# [Do this]
Return the lines below that carry the word "first".

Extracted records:
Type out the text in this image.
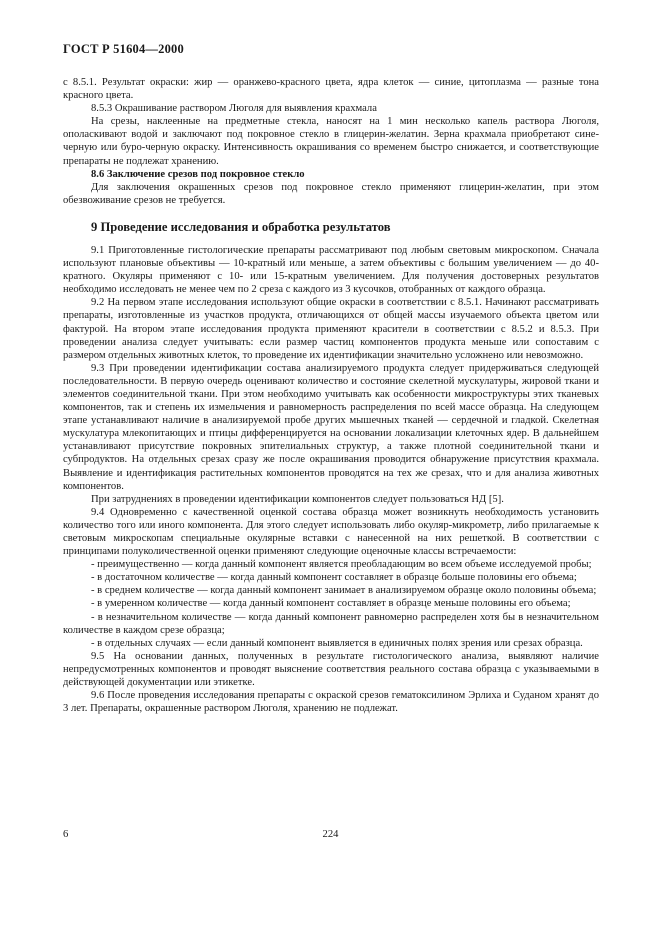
ГОСТ Р 51604—2000

с 8.5.1. Результат окраски: жир — оранжево-красного цвета, ядра клеток — синие, цитоплазма — разные тона красного цвета.

8.5.3 Окрашивание раствором Люголя для выявления крахмала

На срезы, наклеенные на предметные стекла, наносят на 1 мин несколько капель раствора Люголя, ополаскивают водой и заключают под покровное стекло в глицерин-желатин. Зерна крахмала приобретают сине-черную или буро-черную окраску. Интенсивность окрашивания со временем быстро снижается, и соответствующие препараты не подлежат хранению.

8.6 Заключение срезов под покровное стекло

Для заключения окрашенных срезов под покровное стекло применяют глицерин-желатин, при этом обезвоживание срезов не требуется.

9 Проведение исследования и обработка результатов

9.1 Приготовленные гистологические препараты рассматривают под любым световым микроскопом. Сначала используют плановые объективы — 10-кратный или меньше, а затем объективы с большим увеличением — до 40-кратного. Окуляры применяют с 10- или 15-кратным увеличением. Для получения достоверных результатов необходимо исследовать не менее чем по 2 среза с каждого из 3 кусочков, отобранных от каждого образца.

9.2 На первом этапе исследования используют общие окраски в соответствии с 8.5.1. Начинают рассматривать препараты, изготовленные из участков продукта, отличающихся от общей массы изучаемого объекта цветом или фактурой. На втором этапе исследования продукта применяют красители в соответствии с 8.5.2 и 8.5.3. При проведении анализа следует учитывать: если размер частиц компонентов продукта меньше или сопоставим с размером отдельных животных клеток, то проведение их идентификации значительно усложнено или невозможно.

9.3 При проведении идентификации состава анализируемого продукта следует придерживаться следующей последовательности. В первую очередь оценивают количество и состояние скелетной мускулатуры, жировой ткани и элементов соединительной ткани. При этом необходимо учитывать как особенности микроструктуры этих тканевых компонентов, так и степень их измельчения и равномерность распределения по всей массе образца. На следующем этапе устанавливают наличие в анализируемой пробе других мышечных тканей — сердечной и гладкой. Скелетная мускулатура млекопитающих и птицы дифференцируется на основании локализации клеточных ядер. В дальнейшем устанавливают присутствие покровных эпителиальных структур, а также плотной соединительной ткани и субпродуктов. На отдельных срезах сразу же после окрашивания проводится обнаружение присутствия крахмала. Выявление и идентификация растительных компонентов проводятся на тех же срезах, что и для анализа животных компонентов.

При затруднениях в проведении идентификации компонентов следует пользоваться НД [5].

9.4 Одновременно с качественной оценкой состава образца может возникнуть необходимость установить количество того или иного компонента. Для этого следует использовать либо окуляр-микрометр, либо прилагаемые к световым микроскопам специальные окулярные вставки с нанесенной на них решеткой. В соответствии с принципами полуколичественной оценки применяют следующие оценочные классы встречаемости:

- преимущественно — когда данный компонент является преобладающим во всем объеме исследуемой пробы;

- в достаточном количестве — когда данный компонент составляет в образце больше половины его объема;

- в среднем количестве — когда данный компонент занимает в анализируемом образце около половины объема;

- в умеренном количестве — когда данный компонент составляет в образце меньше половины его объема;

- в незначительном количестве — когда данный компонент равномерно распределен хотя бы в незначительном количестве в каждом срезе образца;

- в отдельных случаях — если данный компонент выявляется в единичных полях зрения или срезах образца.

9.5 На основании данных, полученных в результате гистологического анализа, выявляют наличие непредусмотренных компонентов и проводят выяснение соответствия реального состава образца с указываемыми в действующей документации или этикетке.

9.6 После проведения исследования препараты с окраской срезов гематоксилином Эрлиха и Суданом хранят до 3 лет. Препараты, окрашенные раствором Люголя, хранению не подлежат.

6	224
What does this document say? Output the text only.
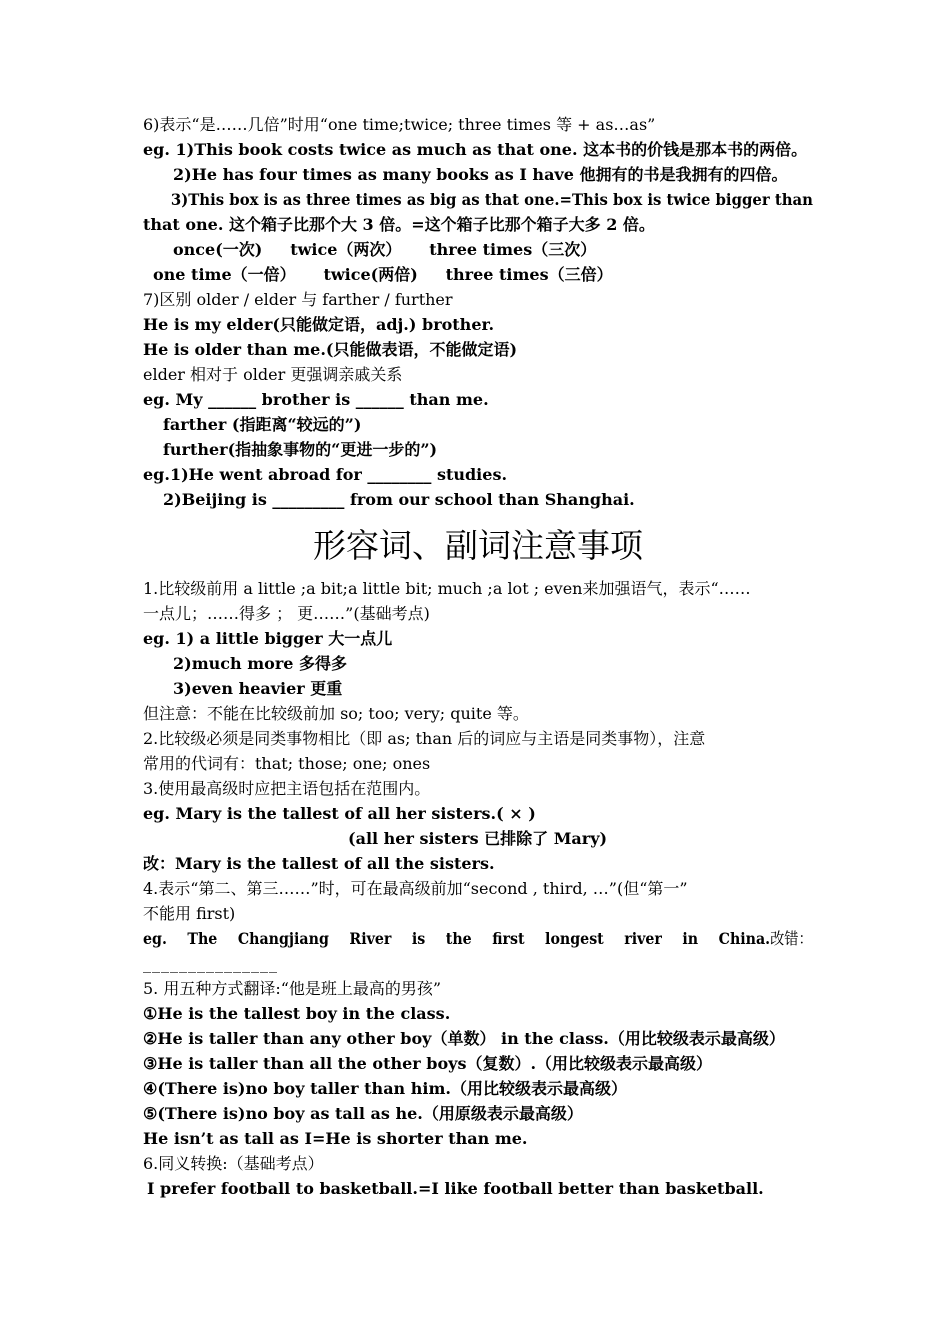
6)表示“是……几倍”时用“one time;twice; three times 等 + as…as”
eg. 1)This book costs twice as much as that one. 这本书的价钱是那本书的两倍。
2)He has four times as many books as I have 他拥有的书是我拥有的四倍。
3)This box is as three times as big as that one.=This box is twice bigger than
that one. 这个箱子比那个大 3 倍。=这个箱子比那个箱子大多 2 倍。
once(一次)     twice（两次）     three times（三次）
one time（一倍）     twice(两倍)     three times（三倍）
7)区别 older / elder 与 farther / further
He is my elder(只能做定语，adj.) brother.
He is older than me.(只能做表语，不能做定语)
elder 相对于 older 更强调亲戚关系
eg. My ______ brother is ______ than me.
farther (指距离“较远的”)
further(指抽象事物的“更进一步的”)
eg.1)He went abroad for ________ studies.
2)Beijing is _________ from our school than Shanghai.
形容词、副词注意事项
1.比较级前用 a little ;a bit;a little bit; much ;a lot ; even来加强语气，表示“……
一点儿；……得多 ； 更……”(基础考点)
eg. 1) a little bigger 大一点儿
2)much more 多得多
3)even heavier 更重
但注意：不能在比较级前加 so; too; very; quite 等。
2.比较级必须是同类事物相比（即 as; than 后的词应与主语是同类事物），注意
常用的代词有：that; those; one; ones
3.使用最高级时应把主语包括在范围内。
eg. Mary is the tallest of all her sisters.( × )
(all her sisters 已排除了 Mary)
改：Mary is the tallest of all the sisters.
4.表示“第二、第三……”时，可在最高级前加“second , third, …”(但“第一”
不能用 first)
eg.  The  Changjiang  River  is  the  first  longest  river  in  China. 改错：
_______________
5. 用五种方式翻译:“他是班上最高的男孩”
①He is the tallest boy in the class.
②He is taller than any other boy（单数） in the class.（用比较级表示最高级）
③He is taller than all the other boys（复数）.（用比较级表示最高级）
④(There is)no boy taller than him.（用比较级表示最高级）
⑤(There is)no boy as tall as he.（用原级表示最高级）
He isn’t as tall as I=He is shorter than me.
6.同义转换:（基础考点）
I prefer football to basketball.=I like football better than basketball.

# [Response to this task]
不能用 first)
eg.  The  Changjiang  River  is  the  first  longest  river  in  China. 改错：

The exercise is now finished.